## Data
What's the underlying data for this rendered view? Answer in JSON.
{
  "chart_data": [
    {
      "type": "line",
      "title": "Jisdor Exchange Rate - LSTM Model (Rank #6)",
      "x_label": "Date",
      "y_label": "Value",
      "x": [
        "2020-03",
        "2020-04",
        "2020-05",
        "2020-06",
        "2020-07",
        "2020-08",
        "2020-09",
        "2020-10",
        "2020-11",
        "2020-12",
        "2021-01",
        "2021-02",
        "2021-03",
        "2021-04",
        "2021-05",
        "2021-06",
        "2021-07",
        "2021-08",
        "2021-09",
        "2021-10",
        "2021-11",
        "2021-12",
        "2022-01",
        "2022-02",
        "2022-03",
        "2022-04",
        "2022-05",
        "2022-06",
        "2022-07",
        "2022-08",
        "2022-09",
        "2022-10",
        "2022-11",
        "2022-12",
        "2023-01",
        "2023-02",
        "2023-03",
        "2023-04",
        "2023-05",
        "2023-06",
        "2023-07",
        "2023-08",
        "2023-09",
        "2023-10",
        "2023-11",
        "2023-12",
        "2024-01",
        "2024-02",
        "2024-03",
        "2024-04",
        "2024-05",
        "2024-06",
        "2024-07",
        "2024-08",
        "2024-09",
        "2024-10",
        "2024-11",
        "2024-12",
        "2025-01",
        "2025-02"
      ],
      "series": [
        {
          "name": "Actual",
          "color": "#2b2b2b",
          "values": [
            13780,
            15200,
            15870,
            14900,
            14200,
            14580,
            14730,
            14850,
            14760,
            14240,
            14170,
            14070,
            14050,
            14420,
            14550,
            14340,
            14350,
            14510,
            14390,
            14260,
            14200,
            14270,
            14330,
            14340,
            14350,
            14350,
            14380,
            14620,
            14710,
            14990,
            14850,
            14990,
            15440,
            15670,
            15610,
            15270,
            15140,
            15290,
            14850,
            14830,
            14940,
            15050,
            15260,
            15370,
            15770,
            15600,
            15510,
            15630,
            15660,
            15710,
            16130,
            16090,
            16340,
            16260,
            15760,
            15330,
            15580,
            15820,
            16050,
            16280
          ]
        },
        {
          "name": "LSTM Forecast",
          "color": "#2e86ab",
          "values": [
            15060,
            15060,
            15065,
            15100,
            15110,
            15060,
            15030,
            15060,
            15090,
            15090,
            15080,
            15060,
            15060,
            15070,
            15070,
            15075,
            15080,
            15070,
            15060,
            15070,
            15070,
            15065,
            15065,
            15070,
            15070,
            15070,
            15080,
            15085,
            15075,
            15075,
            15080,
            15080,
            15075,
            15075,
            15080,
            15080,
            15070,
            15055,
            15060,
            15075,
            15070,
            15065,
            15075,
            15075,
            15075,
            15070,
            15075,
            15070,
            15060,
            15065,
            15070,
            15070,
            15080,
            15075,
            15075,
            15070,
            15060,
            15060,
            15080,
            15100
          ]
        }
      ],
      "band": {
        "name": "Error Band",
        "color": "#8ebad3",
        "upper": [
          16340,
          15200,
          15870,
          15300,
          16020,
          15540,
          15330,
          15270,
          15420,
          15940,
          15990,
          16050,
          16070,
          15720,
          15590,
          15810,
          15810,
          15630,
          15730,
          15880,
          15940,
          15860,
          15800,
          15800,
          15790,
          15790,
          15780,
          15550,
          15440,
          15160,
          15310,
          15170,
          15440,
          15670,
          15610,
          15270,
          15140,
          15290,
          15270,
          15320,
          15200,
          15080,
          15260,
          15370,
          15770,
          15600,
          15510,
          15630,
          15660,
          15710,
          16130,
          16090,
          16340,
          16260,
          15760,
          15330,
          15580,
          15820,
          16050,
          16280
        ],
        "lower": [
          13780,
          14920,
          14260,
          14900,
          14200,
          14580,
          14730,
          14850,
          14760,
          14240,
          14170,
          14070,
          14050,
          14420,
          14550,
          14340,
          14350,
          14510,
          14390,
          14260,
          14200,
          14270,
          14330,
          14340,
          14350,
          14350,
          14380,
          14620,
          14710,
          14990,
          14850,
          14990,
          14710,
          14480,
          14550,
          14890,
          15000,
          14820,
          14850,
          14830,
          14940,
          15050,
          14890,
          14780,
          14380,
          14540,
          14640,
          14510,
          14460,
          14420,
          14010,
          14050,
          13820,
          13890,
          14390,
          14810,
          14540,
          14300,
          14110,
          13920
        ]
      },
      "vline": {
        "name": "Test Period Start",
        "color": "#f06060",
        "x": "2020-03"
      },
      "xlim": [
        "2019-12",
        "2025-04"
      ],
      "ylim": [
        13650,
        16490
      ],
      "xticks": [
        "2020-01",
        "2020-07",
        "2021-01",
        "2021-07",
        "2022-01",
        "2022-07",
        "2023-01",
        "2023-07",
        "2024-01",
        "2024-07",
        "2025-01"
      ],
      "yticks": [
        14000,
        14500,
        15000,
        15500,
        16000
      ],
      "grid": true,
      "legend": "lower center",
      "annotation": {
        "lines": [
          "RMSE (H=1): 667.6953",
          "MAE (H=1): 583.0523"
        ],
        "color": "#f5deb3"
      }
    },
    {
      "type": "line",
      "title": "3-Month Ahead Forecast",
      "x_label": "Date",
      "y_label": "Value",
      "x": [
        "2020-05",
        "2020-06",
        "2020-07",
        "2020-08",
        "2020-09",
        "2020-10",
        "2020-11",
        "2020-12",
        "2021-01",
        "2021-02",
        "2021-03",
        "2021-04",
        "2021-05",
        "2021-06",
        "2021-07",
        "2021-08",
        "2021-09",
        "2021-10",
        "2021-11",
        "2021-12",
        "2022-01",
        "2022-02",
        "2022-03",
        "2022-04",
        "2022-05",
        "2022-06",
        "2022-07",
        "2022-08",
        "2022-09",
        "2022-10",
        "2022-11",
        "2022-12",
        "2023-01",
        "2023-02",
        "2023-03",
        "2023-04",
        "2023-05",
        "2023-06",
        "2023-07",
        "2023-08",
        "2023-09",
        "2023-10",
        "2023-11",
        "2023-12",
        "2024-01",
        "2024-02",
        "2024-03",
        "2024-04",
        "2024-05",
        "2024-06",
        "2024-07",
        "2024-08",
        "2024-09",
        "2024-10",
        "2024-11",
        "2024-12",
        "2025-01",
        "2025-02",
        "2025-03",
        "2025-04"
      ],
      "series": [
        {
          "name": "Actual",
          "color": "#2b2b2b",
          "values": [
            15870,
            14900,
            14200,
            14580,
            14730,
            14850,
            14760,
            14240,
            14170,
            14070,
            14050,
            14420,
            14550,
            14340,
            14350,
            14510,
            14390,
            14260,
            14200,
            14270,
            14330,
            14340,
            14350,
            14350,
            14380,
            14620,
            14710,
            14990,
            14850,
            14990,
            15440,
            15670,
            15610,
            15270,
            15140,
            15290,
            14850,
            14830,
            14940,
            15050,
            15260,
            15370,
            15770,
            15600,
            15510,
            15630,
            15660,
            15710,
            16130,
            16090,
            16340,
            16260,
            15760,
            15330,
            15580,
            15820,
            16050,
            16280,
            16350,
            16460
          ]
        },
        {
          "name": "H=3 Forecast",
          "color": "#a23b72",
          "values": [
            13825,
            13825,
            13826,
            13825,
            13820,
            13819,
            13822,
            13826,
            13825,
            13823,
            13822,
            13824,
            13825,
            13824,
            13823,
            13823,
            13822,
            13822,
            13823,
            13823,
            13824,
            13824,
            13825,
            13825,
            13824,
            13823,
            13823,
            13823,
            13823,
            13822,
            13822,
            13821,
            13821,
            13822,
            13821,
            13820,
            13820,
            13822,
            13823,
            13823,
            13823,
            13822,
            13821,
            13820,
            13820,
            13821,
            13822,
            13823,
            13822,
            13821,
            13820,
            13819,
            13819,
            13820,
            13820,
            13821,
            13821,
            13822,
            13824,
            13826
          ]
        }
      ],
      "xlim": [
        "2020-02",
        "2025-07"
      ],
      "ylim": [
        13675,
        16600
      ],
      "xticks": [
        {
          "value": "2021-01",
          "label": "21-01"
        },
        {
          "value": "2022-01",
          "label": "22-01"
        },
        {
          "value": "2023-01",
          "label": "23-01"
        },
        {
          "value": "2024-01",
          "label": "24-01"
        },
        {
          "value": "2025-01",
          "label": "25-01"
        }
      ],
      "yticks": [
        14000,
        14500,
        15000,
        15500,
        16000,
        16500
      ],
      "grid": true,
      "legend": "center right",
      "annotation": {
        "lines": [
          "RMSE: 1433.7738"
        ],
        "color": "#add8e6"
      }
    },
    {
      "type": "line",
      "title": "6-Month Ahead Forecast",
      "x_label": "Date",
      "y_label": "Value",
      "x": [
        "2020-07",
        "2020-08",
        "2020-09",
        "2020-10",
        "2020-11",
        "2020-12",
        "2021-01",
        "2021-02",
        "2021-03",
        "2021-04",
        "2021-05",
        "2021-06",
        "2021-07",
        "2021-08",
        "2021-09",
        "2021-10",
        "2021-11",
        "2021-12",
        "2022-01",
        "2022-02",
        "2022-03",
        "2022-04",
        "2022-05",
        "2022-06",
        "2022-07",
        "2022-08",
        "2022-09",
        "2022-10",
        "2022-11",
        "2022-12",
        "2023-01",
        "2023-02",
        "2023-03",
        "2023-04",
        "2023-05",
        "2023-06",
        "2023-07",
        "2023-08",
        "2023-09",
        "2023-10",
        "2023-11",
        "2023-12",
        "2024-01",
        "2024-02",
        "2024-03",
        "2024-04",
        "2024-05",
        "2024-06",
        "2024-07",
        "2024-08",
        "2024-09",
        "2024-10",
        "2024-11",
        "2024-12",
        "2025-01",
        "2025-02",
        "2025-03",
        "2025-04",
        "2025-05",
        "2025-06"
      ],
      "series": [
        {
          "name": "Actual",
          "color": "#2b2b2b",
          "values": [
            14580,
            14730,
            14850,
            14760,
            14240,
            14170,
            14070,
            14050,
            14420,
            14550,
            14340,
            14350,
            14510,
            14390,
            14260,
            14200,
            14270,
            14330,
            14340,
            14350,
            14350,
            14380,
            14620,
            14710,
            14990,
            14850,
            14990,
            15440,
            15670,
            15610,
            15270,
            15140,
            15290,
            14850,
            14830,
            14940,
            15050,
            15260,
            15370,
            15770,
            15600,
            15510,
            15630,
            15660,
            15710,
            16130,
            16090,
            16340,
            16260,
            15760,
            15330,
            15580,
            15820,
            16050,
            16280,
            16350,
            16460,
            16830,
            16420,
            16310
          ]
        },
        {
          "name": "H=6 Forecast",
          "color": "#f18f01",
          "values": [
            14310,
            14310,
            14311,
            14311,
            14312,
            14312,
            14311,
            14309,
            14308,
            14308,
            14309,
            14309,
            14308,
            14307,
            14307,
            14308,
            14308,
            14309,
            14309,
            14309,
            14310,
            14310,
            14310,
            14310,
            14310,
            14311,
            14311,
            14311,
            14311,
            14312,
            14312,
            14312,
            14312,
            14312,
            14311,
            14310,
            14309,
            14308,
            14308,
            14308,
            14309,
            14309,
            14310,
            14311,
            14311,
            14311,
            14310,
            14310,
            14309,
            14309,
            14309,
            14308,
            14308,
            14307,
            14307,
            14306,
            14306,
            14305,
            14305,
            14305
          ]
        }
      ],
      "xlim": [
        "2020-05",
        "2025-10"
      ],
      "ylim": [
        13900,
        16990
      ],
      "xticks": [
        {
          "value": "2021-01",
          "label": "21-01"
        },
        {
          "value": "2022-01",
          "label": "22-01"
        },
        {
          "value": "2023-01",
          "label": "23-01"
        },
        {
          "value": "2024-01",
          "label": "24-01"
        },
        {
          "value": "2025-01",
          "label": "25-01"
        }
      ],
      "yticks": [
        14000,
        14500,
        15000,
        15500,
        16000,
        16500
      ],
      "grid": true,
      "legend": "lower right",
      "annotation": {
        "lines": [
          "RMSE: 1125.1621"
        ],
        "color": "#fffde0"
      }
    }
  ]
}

## Short exercise
In the entries above, identify each line that includes the string "Forecast", then copy it.

## Output for this exercise
          "name": "LSTM Forecast",
      "title": "3-Month Ahead Forecast",
          "name": "H=3 Forecast",
      "title": "6-Month Ahead Forecast",
          "name": "H=6 Forecast",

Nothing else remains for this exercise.